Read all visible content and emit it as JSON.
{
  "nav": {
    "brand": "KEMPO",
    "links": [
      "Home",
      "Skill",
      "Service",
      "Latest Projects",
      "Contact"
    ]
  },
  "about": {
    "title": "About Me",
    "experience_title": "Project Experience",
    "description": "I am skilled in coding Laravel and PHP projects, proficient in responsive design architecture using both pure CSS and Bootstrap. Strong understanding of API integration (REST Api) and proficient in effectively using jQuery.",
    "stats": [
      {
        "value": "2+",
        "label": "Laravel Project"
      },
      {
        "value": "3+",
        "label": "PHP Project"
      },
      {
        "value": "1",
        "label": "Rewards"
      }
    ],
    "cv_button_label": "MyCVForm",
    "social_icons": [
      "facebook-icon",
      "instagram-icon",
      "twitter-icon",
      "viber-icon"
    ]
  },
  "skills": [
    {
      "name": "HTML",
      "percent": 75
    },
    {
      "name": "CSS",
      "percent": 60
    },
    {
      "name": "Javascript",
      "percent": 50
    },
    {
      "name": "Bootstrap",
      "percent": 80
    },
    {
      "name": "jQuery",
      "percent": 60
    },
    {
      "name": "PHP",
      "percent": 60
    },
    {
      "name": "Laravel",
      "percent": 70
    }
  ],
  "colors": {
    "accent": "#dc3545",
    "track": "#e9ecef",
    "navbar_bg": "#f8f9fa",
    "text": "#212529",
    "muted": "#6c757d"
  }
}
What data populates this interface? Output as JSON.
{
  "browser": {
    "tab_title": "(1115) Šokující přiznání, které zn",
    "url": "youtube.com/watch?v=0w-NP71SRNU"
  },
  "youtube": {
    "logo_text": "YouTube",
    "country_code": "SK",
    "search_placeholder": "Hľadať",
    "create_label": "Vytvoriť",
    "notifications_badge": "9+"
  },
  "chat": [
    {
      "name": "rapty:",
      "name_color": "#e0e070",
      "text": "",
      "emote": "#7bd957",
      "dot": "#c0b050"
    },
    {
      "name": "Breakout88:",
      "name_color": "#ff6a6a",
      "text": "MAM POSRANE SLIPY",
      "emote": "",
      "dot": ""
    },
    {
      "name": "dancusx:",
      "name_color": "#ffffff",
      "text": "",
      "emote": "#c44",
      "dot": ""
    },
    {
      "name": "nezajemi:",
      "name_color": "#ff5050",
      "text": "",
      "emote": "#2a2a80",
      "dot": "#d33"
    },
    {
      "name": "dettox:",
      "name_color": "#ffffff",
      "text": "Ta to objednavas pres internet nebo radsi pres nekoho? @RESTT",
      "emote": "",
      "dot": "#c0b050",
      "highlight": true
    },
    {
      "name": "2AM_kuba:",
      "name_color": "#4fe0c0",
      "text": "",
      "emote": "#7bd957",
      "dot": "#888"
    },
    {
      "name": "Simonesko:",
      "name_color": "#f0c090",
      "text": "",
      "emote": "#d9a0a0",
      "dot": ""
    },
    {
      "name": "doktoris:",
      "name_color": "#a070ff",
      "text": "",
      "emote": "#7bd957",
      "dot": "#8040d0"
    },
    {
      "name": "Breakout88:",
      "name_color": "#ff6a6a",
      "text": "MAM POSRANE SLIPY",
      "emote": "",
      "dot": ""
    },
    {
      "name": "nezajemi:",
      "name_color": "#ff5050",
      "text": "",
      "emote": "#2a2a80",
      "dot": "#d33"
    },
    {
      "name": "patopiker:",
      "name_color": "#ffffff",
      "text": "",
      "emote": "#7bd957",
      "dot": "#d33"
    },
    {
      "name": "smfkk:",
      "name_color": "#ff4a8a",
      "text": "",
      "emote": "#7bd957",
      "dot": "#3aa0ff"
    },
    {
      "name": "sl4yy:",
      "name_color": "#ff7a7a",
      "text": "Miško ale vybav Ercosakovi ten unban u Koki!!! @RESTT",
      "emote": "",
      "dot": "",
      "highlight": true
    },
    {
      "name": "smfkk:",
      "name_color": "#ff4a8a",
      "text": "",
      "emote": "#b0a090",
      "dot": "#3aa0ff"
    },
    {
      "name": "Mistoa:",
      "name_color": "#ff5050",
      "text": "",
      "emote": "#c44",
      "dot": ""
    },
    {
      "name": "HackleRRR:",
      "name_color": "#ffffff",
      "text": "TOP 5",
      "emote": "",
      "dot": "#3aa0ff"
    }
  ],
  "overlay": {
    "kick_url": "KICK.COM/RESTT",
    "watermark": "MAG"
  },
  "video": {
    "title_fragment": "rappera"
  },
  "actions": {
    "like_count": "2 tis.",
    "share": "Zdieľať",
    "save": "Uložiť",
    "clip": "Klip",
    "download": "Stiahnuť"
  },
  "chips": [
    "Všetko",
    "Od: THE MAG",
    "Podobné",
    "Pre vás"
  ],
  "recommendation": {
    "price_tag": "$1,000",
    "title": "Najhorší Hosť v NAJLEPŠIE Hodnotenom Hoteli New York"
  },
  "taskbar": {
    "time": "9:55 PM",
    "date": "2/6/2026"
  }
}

== == ==

Exercise objective: In full and verbatim, repeat the records given above.

Exercise solution:
Read all visible content and emit it as JSON.
{
  "nav": {
    "brand": "KEMPO",
    "links": [
      "Home",
      "Skill",
      "Service",
      "Latest Projects",
      "Contact"
    ]
  },
  "about": {
    "title": "About Me",
    "experience_title": "Project Experience",
    "description": "I am skilled in coding Laravel and PHP projects, proficient in responsive design architecture using both pure CSS and Bootstrap. Strong understanding of API integration (REST Api) and proficient in effectively using jQuery.",
    "stats": [
      {
        "value": "2+",
        "label": "Laravel Project"
      },
      {
        "value": "3+",
        "label": "PHP Project"
      },
      {
        "value": "1",
        "label": "Rewards"
      }
    ],
    "cv_button_label": "MyCVForm",
    "social_icons": [
      "facebook-icon",
      "instagram-icon",
      "twitter-icon",
      "viber-icon"
    ]
  },
  "skills": [
    {
      "name": "HTML",
      "percent": 75
    },
    {
      "name": "CSS",
      "percent": 60
    },
    {
      "name": "Javascript",
      "percent": 50
    },
    {
      "name": "Bootstrap",
      "percent": 80
    },
    {
      "name": "jQuery",
      "percent": 60
    },
    {
      "name": "PHP",
      "percent": 60
    },
    {
      "name": "Laravel",
      "percent": 70
    }
  ],
  "colors": {
    "accent": "#dc3545",
    "track": "#e9ecef",
    "navbar_bg": "#f8f9fa",
    "text": "#212529",
    "muted": "#6c757d"
  }
}
What data populates this interface? Output as JSON.
{
  "browser": {
    "tab_title": "(1115) Šokující přiznání, které zn",
    "url": "youtube.com/watch?v=0w-NP71SRNU"
  },
  "youtube": {
    "logo_text": "YouTube",
    "country_code": "SK",
    "search_placeholder": "Hľadať",
    "create_label": "Vytvoriť",
    "notifications_badge": "9+"
  },
  "chat": [
    {
      "name": "rapty:",
      "name_color": "#e0e070",
      "text": "",
      "emote": "#7bd957",
      "dot": "#c0b050"
    },
    {
      "name": "Breakout88:",
      "name_color": "#ff6a6a",
      "text": "MAM POSRANE SLIPY",
      "emote": "",
      "dot": ""
    },
    {
      "name": "dancusx:",
      "name_color": "#ffffff",
      "text": "",
      "emote": "#c44",
      "dot": ""
    },
    {
      "name": "nezajemi:",
      "name_color": "#ff5050",
      "text": "",
      "emote": "#2a2a80",
      "dot": "#d33"
    },
    {
      "name": "dettox:",
      "name_color": "#ffffff",
      "text": "Ta to objednavas pres internet nebo radsi pres nekoho? @RESTT",
      "emote": "",
      "dot": "#c0b050",
      "highlight": true
    },
    {
      "name": "2AM_kuba:",
      "name_color": "#4fe0c0",
      "text": "",
      "emote": "#7bd957",
      "dot": "#888"
    },
    {
      "name": "Simonesko:",
      "name_color": "#f0c090",
      "text": "",
      "emote": "#d9a0a0",
      "dot": ""
    },
    {
      "name": "doktoris:",
      "name_color": "#a070ff",
      "text": "",
      "emote": "#7bd957",
      "dot": "#8040d0"
    },
    {
      "name": "Breakout88:",
      "name_color": "#ff6a6a",
      "text": "MAM POSRANE SLIPY",
      "emote": "",
      "dot": ""
    },
    {
      "name": "nezajemi:",
      "name_color": "#ff5050",
      "text": "",
      "emote": "#2a2a80",
      "dot": "#d33"
    },
    {
      "name": "patopiker:",
      "name_color": "#ffffff",
      "text": "",
      "emote": "#7bd957",
      "dot": "#d33"
    },
    {
      "name": "smfkk:",
      "name_color": "#ff4a8a",
      "text": "",
      "emote": "#7bd957",
      "dot": "#3aa0ff"
    },
    {
      "name": "sl4yy:",
      "name_color": "#ff7a7a",
      "text": "Miško ale vybav Ercosakovi ten unban u Koki!!! @RESTT",
      "emote": "",
      "dot": "",
      "highlight": true
    },
    {
      "name": "smfkk:",
      "name_color": "#ff4a8a",
      "text": "",
      "emote": "#b0a090",
      "dot": "#3aa0ff"
    },
    {
      "name": "Mistoa:",
      "name_color": "#ff5050",
      "text": "",
      "emote": "#c44",
      "dot": ""
    },
    {
      "name": "HackleRRR:",
      "name_color": "#ffffff",
      "text": "TOP 5",
      "emote": "",
      "dot": "#3aa0ff"
    }
  ],
  "overlay": {
    "kick_url": "KICK.COM/RESTT",
    "watermark": "MAG"
  },
  "video": {
    "title_fragment": "rappera"
  },
  "actions": {
    "like_count": "2 tis.",
    "share": "Zdieľať",
    "save": "Uložiť",
    "clip": "Klip",
    "download": "Stiahnuť"
  },
  "chips": [
    "Všetko",
    "Od: THE MAG",
    "Podobné",
    "Pre vás"
  ],
  "recommendation": {
    "price_tag": "$1,000",
    "title": "Najhorší Hosť v NAJLEPŠIE Hodnotenom Hoteli New York"
  },
  "taskbar": {
    "time": "9:55 PM",
    "date": "2/6/2026"
  }
}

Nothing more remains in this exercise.